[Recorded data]
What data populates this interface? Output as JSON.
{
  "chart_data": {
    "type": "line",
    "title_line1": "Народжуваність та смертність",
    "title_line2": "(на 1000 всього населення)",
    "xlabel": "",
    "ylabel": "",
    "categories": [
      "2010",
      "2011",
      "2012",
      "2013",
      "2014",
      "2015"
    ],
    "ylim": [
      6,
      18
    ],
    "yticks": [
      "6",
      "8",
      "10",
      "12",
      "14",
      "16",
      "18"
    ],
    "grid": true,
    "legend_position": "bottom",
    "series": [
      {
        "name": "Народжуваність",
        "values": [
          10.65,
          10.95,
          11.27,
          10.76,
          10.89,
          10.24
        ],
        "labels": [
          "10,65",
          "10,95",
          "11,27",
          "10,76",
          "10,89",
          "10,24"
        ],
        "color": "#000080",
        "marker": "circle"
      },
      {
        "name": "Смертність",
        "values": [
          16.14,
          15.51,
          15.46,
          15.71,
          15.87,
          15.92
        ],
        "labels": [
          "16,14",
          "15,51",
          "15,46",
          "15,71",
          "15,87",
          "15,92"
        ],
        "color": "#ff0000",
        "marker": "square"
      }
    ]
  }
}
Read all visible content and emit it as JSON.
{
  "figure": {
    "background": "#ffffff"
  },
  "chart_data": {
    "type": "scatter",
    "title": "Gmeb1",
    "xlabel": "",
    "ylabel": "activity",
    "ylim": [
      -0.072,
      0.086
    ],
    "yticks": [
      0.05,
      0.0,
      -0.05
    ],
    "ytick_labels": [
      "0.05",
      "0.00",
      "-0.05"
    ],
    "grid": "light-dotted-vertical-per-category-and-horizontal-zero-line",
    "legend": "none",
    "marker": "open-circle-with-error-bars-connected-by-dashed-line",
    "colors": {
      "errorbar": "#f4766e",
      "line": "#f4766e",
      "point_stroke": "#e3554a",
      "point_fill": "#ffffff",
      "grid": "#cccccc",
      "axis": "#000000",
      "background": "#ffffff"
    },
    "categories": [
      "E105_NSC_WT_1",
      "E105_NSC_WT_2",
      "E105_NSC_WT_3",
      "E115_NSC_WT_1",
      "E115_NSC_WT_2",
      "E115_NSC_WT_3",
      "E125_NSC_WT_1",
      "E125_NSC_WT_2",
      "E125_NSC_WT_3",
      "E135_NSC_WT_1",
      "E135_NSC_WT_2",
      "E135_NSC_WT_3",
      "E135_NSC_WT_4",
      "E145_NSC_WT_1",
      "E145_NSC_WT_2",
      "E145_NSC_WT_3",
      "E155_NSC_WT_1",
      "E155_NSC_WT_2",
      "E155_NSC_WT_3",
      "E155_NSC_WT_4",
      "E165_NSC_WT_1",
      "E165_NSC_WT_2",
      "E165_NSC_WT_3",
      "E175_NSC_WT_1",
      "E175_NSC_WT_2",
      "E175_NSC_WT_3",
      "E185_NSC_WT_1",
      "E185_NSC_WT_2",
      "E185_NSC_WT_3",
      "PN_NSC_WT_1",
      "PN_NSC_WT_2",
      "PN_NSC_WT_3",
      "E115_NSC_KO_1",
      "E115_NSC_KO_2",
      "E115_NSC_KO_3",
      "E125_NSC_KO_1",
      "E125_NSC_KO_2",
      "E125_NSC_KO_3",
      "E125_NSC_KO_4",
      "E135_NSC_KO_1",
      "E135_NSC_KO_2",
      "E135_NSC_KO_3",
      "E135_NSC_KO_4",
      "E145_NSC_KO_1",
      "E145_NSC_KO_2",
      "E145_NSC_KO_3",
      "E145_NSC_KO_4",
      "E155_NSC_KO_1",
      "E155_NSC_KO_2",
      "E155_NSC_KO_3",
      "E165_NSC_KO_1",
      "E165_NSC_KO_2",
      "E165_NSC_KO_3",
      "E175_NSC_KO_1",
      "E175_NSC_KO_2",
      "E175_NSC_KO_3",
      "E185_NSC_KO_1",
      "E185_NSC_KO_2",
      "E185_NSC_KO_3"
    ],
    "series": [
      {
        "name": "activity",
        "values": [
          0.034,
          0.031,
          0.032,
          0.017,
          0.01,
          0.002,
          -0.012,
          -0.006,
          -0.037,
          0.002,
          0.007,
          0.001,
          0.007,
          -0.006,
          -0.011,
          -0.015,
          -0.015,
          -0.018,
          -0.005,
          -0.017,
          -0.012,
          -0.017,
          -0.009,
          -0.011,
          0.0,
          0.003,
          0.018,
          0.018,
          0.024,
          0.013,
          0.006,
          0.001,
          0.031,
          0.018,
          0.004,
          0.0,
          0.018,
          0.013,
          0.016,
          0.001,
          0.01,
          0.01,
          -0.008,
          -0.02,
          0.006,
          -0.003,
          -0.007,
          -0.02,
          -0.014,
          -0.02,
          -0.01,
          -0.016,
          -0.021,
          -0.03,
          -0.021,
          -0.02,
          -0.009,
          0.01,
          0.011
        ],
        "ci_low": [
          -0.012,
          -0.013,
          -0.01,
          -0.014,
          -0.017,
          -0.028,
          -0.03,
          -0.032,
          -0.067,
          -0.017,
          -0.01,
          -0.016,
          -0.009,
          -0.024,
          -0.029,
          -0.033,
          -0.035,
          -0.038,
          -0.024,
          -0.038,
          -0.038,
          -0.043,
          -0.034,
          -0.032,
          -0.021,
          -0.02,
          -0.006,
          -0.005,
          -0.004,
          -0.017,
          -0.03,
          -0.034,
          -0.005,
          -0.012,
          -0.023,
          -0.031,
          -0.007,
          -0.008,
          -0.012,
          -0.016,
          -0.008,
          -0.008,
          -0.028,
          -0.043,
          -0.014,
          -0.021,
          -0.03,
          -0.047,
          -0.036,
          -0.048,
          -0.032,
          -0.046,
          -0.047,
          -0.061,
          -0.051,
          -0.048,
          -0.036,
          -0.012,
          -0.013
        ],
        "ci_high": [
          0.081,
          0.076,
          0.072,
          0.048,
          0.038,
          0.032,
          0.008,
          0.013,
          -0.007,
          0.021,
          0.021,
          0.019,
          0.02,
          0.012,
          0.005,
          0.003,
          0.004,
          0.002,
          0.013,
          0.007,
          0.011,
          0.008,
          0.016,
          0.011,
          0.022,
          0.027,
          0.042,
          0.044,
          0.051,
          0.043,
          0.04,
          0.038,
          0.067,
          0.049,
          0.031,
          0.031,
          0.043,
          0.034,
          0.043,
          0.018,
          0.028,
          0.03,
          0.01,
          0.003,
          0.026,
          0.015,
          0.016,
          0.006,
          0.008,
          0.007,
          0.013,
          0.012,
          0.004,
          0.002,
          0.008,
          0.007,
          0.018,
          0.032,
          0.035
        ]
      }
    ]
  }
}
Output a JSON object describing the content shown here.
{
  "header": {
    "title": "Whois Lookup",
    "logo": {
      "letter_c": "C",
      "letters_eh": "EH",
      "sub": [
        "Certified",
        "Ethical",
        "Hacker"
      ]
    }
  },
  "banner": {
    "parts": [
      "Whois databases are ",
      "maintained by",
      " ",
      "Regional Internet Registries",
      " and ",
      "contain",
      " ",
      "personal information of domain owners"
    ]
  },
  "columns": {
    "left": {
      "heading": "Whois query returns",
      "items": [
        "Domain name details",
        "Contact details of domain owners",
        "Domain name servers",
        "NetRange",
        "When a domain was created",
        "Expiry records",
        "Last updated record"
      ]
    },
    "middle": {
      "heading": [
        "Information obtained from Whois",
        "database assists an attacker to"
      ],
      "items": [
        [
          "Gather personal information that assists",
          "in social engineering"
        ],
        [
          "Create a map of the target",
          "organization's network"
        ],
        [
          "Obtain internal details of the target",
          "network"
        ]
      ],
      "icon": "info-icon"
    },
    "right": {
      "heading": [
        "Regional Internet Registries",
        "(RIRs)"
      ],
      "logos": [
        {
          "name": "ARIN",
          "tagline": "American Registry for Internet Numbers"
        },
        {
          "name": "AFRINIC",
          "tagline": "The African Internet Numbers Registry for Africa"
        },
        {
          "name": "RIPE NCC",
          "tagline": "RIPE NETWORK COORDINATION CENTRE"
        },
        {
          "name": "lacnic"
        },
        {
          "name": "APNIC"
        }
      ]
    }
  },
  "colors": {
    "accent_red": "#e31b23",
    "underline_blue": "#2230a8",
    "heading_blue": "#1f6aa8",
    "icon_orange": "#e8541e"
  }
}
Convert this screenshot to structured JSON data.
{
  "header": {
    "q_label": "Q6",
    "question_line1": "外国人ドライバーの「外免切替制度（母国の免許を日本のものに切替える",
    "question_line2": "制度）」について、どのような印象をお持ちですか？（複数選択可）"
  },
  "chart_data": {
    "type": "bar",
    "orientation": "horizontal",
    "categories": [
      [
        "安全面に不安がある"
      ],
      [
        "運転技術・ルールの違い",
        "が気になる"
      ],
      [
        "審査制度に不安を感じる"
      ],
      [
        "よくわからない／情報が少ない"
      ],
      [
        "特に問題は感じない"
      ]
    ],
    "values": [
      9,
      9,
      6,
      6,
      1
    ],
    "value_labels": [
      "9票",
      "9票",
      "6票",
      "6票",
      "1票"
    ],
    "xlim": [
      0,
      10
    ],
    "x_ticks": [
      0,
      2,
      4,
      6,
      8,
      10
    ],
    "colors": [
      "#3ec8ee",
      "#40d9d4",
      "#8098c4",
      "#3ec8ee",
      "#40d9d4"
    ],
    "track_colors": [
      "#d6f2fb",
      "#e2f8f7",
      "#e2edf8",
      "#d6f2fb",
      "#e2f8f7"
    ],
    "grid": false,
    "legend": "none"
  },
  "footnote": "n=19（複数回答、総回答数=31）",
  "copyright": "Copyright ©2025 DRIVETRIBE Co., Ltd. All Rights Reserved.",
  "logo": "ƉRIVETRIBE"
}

## DIRECTIVE
Look through the lines above and collect those with the word "grid".

## THE ANSWER
    "grid": true,
    "grid": "light-dotted-vertical-per-category-and-horizontal-zero-line",
      "grid": "#cccccc",
    "grid": false,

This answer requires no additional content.